DIRECTIONS
Look through the lines below; wherever the word "around" appears, copy that line.

Document page records
□ □ □
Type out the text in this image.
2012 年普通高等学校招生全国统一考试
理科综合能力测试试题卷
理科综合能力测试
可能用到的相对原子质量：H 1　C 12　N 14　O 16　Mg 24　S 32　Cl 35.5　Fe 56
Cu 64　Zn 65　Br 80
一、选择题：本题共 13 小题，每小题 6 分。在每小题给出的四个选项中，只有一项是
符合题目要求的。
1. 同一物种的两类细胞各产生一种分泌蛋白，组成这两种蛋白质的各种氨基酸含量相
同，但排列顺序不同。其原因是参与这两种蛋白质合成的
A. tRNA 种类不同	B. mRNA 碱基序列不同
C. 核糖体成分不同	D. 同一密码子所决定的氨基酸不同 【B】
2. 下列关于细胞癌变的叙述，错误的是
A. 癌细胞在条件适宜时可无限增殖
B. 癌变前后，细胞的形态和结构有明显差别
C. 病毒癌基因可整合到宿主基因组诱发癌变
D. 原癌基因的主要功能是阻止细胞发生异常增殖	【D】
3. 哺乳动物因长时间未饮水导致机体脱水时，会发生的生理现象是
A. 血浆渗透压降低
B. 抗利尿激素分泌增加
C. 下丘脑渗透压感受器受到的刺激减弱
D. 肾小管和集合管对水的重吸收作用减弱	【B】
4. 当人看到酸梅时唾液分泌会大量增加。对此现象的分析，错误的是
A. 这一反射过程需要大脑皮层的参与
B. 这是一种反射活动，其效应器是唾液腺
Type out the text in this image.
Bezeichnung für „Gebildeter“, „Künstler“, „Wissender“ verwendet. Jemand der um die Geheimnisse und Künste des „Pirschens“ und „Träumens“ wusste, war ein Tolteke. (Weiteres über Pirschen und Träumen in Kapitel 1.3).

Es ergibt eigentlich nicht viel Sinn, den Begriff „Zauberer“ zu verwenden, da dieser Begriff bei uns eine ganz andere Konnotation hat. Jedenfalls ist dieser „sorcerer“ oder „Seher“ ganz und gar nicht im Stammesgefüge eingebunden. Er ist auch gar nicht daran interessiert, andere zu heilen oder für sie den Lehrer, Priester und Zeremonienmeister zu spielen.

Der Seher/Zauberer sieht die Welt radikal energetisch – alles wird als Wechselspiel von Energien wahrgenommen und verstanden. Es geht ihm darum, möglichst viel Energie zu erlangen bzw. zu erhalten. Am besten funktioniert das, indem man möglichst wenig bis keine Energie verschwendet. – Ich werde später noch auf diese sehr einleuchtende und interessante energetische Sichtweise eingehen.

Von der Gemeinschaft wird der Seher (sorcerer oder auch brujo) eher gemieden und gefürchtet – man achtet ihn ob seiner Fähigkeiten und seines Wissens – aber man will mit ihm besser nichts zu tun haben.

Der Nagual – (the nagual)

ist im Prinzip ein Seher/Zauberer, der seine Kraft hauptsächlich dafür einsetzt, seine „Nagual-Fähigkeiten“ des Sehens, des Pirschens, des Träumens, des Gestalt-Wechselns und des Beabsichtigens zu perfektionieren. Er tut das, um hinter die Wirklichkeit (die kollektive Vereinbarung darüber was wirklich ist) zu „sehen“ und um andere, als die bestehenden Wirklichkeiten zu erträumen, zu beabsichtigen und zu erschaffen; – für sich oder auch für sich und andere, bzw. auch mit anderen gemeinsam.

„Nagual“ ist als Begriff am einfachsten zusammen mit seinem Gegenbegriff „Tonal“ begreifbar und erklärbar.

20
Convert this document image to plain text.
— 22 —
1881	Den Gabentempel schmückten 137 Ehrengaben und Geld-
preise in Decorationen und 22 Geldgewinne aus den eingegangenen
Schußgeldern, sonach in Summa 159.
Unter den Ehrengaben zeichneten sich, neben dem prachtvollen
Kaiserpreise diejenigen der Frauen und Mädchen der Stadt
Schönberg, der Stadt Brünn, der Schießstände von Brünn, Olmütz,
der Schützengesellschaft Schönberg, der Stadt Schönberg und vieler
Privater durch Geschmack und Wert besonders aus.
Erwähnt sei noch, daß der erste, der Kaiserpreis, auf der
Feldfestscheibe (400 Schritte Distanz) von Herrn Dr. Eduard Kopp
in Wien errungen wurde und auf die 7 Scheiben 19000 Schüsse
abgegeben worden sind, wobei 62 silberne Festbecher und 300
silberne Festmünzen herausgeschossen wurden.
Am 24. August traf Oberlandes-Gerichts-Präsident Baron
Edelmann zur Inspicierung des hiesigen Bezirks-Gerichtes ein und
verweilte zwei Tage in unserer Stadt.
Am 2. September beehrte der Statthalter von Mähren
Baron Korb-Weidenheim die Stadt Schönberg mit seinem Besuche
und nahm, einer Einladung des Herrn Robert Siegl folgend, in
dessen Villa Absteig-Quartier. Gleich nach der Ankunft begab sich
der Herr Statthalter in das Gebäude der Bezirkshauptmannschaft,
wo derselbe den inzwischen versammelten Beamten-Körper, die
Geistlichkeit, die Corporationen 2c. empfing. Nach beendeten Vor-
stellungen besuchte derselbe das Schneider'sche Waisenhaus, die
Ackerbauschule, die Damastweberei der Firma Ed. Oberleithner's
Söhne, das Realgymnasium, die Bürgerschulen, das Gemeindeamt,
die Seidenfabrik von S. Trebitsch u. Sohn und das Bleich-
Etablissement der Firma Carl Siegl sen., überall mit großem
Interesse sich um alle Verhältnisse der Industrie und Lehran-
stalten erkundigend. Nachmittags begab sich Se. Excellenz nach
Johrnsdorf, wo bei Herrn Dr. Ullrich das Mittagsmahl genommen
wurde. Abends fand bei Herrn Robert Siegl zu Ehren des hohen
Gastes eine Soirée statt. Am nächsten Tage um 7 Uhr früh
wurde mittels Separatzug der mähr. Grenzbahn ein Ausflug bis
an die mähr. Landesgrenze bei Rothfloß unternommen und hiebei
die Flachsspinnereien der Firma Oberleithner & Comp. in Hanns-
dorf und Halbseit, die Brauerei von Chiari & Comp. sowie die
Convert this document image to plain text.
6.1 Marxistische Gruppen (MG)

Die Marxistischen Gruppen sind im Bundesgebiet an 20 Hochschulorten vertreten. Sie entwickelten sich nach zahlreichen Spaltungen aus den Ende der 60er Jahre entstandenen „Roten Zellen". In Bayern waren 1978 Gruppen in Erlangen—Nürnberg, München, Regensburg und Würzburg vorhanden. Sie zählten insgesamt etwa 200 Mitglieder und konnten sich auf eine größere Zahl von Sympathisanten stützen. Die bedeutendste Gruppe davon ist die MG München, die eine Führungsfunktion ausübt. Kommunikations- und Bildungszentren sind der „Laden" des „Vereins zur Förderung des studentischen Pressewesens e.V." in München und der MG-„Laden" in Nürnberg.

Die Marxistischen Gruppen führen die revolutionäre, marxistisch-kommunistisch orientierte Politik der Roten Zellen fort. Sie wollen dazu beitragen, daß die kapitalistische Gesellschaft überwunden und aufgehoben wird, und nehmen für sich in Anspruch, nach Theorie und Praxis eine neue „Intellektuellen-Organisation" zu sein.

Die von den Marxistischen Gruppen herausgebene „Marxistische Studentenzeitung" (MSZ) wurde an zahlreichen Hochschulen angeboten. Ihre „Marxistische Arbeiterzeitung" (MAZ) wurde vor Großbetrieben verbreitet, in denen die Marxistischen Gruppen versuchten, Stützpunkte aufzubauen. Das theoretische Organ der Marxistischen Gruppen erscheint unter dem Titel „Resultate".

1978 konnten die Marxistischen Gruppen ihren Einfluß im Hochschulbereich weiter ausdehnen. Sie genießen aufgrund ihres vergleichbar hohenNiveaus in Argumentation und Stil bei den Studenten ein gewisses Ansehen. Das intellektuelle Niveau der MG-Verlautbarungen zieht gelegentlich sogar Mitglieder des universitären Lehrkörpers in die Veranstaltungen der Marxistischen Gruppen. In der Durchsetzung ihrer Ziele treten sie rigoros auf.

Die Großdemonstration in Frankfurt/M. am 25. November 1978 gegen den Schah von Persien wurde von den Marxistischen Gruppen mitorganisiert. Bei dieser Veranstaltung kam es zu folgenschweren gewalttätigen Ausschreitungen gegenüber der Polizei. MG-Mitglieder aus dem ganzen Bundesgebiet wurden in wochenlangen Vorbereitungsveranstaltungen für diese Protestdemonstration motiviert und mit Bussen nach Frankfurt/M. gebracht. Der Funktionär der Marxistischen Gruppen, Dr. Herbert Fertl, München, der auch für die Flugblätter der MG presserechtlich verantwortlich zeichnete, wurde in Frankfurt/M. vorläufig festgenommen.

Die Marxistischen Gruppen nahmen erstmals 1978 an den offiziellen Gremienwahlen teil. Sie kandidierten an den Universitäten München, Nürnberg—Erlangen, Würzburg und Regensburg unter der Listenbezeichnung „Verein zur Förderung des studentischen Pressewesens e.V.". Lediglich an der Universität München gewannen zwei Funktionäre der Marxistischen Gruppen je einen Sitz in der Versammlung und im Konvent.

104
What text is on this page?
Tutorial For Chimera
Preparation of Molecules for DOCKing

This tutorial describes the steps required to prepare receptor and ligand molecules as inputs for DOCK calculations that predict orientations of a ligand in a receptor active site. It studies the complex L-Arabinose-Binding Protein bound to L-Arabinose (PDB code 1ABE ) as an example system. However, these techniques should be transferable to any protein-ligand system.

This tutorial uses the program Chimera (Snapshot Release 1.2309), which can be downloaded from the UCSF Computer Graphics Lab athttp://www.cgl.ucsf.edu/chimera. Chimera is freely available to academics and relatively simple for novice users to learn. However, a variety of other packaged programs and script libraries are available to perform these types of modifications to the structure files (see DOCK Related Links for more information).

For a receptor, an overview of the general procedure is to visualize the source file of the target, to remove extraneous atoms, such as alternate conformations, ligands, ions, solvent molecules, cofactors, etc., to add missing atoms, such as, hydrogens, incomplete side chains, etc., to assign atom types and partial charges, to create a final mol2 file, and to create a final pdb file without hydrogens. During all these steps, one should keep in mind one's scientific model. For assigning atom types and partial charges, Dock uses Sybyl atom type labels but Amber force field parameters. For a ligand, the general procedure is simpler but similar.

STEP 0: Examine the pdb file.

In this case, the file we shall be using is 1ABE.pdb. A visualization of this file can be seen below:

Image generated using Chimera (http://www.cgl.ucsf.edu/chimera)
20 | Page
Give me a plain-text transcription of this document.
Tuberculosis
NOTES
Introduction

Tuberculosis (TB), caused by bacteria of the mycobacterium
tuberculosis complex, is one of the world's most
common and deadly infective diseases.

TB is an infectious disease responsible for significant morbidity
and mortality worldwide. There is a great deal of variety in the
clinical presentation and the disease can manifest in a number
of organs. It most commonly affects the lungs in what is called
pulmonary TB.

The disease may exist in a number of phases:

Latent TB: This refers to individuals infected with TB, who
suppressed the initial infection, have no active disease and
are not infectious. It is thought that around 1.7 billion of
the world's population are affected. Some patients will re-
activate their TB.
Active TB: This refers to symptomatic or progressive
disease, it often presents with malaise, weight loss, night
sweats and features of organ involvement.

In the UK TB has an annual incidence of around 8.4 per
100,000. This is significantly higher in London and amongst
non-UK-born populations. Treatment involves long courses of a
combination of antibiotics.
□ □ □
RESULT BELOW
are not infectious. It is thought that around 1.7 billion of
In the UK TB has an annual incidence of around 8.4 per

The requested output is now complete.